__Extracted data entries__:
=-=-=-=-=
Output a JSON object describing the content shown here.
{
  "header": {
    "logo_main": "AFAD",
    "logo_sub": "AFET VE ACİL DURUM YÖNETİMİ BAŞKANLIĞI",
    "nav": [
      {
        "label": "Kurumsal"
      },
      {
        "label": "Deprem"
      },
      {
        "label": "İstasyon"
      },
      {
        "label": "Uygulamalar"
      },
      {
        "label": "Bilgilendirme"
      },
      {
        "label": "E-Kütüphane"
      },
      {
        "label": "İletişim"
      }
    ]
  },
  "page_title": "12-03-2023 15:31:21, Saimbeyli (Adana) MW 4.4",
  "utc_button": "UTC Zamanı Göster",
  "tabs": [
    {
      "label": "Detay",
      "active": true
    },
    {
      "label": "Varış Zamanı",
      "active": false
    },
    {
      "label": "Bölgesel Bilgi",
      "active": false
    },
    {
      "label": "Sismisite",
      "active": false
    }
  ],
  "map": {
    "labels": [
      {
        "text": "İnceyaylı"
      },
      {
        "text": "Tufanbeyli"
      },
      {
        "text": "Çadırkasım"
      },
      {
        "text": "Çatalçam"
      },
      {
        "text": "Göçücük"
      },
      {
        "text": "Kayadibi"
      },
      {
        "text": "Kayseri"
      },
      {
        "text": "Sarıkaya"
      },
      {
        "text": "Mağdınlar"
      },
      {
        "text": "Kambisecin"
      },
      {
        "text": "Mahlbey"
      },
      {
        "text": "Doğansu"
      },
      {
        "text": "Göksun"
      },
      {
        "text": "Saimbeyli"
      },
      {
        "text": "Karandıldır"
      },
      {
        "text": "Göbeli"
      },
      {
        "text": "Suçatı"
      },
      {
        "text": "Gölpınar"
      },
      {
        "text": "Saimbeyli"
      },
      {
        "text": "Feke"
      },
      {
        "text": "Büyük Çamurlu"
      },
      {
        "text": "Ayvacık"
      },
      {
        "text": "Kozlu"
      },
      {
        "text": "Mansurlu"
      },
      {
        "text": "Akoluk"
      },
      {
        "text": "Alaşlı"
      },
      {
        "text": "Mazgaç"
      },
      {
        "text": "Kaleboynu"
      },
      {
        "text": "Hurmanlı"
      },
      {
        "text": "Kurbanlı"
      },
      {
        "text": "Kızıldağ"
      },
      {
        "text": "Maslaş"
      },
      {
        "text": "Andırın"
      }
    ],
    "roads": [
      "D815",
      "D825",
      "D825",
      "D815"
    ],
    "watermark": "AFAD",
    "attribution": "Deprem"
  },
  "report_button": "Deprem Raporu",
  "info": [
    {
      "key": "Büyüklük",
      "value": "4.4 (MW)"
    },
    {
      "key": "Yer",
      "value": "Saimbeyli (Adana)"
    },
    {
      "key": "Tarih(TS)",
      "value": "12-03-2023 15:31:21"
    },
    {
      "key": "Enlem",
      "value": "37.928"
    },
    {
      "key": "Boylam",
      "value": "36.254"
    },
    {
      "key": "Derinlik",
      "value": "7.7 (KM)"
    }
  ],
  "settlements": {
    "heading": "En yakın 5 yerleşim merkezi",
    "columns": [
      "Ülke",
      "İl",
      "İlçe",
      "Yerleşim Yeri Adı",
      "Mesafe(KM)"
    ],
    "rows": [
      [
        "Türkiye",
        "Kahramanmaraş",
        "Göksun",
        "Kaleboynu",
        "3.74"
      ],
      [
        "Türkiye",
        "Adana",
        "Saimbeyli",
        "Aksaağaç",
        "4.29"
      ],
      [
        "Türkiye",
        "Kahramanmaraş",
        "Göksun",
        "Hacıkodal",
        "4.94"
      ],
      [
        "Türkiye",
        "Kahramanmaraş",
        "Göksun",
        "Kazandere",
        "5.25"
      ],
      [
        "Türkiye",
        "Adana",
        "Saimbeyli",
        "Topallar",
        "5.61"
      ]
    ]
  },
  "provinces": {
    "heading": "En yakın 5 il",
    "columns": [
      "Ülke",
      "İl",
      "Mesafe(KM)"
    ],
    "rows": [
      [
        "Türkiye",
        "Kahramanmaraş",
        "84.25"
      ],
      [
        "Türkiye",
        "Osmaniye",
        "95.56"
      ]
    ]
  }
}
=-=-=-=-=
__Work to be completed__: Extract all the entries word for word.

__Final result__:
Output a JSON object describing the content shown here.
{
  "header": {
    "logo_main": "AFAD",
    "logo_sub": "AFET VE ACİL DURUM YÖNETİMİ BAŞKANLIĞI",
    "nav": [
      {
        "label": "Kurumsal"
      },
      {
        "label": "Deprem"
      },
      {
        "label": "İstasyon"
      },
      {
        "label": "Uygulamalar"
      },
      {
        "label": "Bilgilendirme"
      },
      {
        "label": "E-Kütüphane"
      },
      {
        "label": "İletişim"
      }
    ]
  },
  "page_title": "12-03-2023 15:31:21, Saimbeyli (Adana) MW 4.4",
  "utc_button": "UTC Zamanı Göster",
  "tabs": [
    {
      "label": "Detay",
      "active": true
    },
    {
      "label": "Varış Zamanı",
      "active": false
    },
    {
      "label": "Bölgesel Bilgi",
      "active": false
    },
    {
      "label": "Sismisite",
      "active": false
    }
  ],
  "map": {
    "labels": [
      {
        "text": "İnceyaylı"
      },
      {
        "text": "Tufanbeyli"
      },
      {
        "text": "Çadırkasım"
      },
      {
        "text": "Çatalçam"
      },
      {
        "text": "Göçücük"
      },
      {
        "text": "Kayadibi"
      },
      {
        "text": "Kayseri"
      },
      {
        "text": "Sarıkaya"
      },
      {
        "text": "Mağdınlar"
      },
      {
        "text": "Kambisecin"
      },
      {
        "text": "Mahlbey"
      },
      {
        "text": "Doğansu"
      },
      {
        "text": "Göksun"
      },
      {
        "text": "Saimbeyli"
      },
      {
        "text": "Karandıldır"
      },
      {
        "text": "Göbeli"
      },
      {
        "text": "Suçatı"
      },
      {
        "text": "Gölpınar"
      },
      {
        "text": "Saimbeyli"
      },
      {
        "text": "Feke"
      },
      {
        "text": "Büyük Çamurlu"
      },
      {
        "text": "Ayvacık"
      },
      {
        "text": "Kozlu"
      },
      {
        "text": "Mansurlu"
      },
      {
        "text": "Akoluk"
      },
      {
        "text": "Alaşlı"
      },
      {
        "text": "Mazgaç"
      },
      {
        "text": "Kaleboynu"
      },
      {
        "text": "Hurmanlı"
      },
      {
        "text": "Kurbanlı"
      },
      {
        "text": "Kızıldağ"
      },
      {
        "text": "Maslaş"
      },
      {
        "text": "Andırın"
      }
    ],
    "roads": [
      "D815",
      "D825",
      "D825",
      "D815"
    ],
    "watermark": "AFAD",
    "attribution": "Deprem"
  },
  "report_button": "Deprem Raporu",
  "info": [
    {
      "key": "Büyüklük",
      "value": "4.4 (MW)"
    },
    {
      "key": "Yer",
      "value": "Saimbeyli (Adana)"
    },
    {
      "key": "Tarih(TS)",
      "value": "12-03-2023 15:31:21"
    },
    {
      "key": "Enlem",
      "value": "37.928"
    },
    {
      "key": "Boylam",
      "value": "36.254"
    },
    {
      "key": "Derinlik",
      "value": "7.7 (KM)"
    }
  ],
  "settlements": {
    "heading": "En yakın 5 yerleşim merkezi",
    "columns": [
      "Ülke",
      "İl",
      "İlçe",
      "Yerleşim Yeri Adı",
      "Mesafe(KM)"
    ],
    "rows": [
      [
        "Türkiye",
        "Kahramanmaraş",
        "Göksun",
        "Kaleboynu",
        "3.74"
      ],
      [
        "Türkiye",
        "Adana",
        "Saimbeyli",
        "Aksaağaç",
        "4.29"
      ],
      [
        "Türkiye",
        "Kahramanmaraş",
        "Göksun",
        "Hacıkodal",
        "4.94"
      ],
      [
        "Türkiye",
        "Kahramanmaraş",
        "Göksun",
        "Kazandere",
        "5.25"
      ],
      [
        "Türkiye",
        "Adana",
        "Saimbeyli",
        "Topallar",
        "5.61"
      ]
    ]
  },
  "provinces": {
    "heading": "En yakın 5 il",
    "columns": [
      "Ülke",
      "İl",
      "Mesafe(KM)"
    ],
    "rows": [
      [
        "Türkiye",
        "Kahramanmaraş",
        "84.25"
      ],
      [
        "Türkiye",
        "Osmaniye",
        "95.56"
      ]
    ]
  }
}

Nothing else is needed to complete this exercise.